• **EXERCISE DETAILS**: Wherever a line below holds the word "SIZE", copy that line.
Start of DATA FOR PROCESSING
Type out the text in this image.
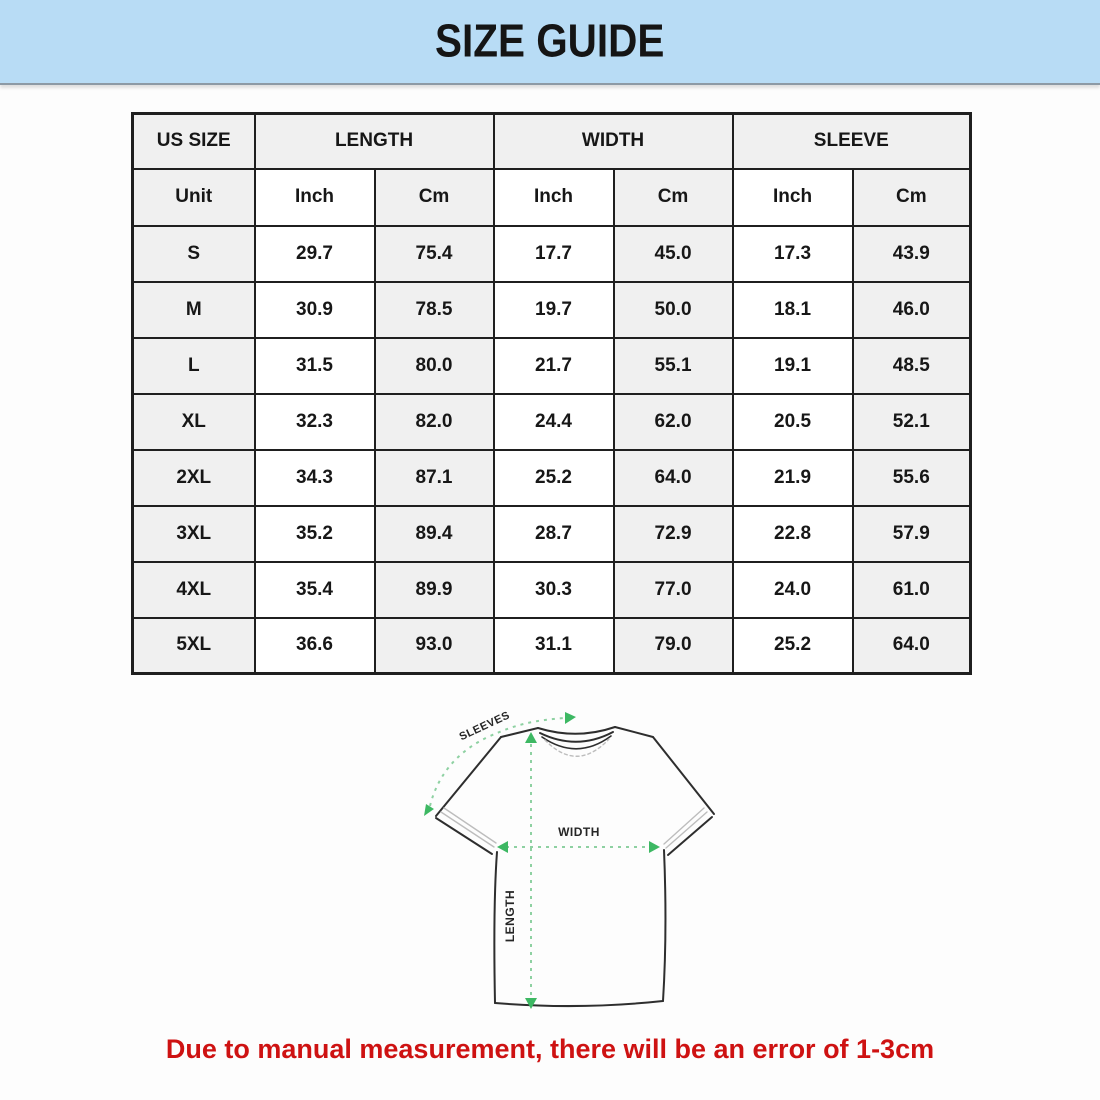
SIZE GUIDE
US SIZE	LENGTH		WIDTH		SLEEVE	
Unit	Inch	Cm	Inch	Cm	Inch	Cm
S	29.7	75.4	17.7	45.0	17.3	43.9
M	30.9	78.5	19.7	50.0	18.1	46.0
L	31.5	80.0	21.7	55.1	19.1	48.5
XL	32.3	82.0	24.4	62.0	20.5	52.1
2XL	34.3	87.1	25.2	64.0	21.9	55.6
3XL	35.2	89.4	28.7	72.9	22.8	57.9
4XL	35.4	89.9	30.3	77.0	24.0	61.0
5XL	36.6	93.0	31.1	79.0	25.2	64.0
WIDTH
LENGTH
SLEEVES
Due to manual measurement, there will be an error of 1-3cm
End of DATA FOR PROCESSING
• **FINISHED TASK**:
SIZE GUIDE
US SIZE	LENGTH		WIDTH		SLEEVE	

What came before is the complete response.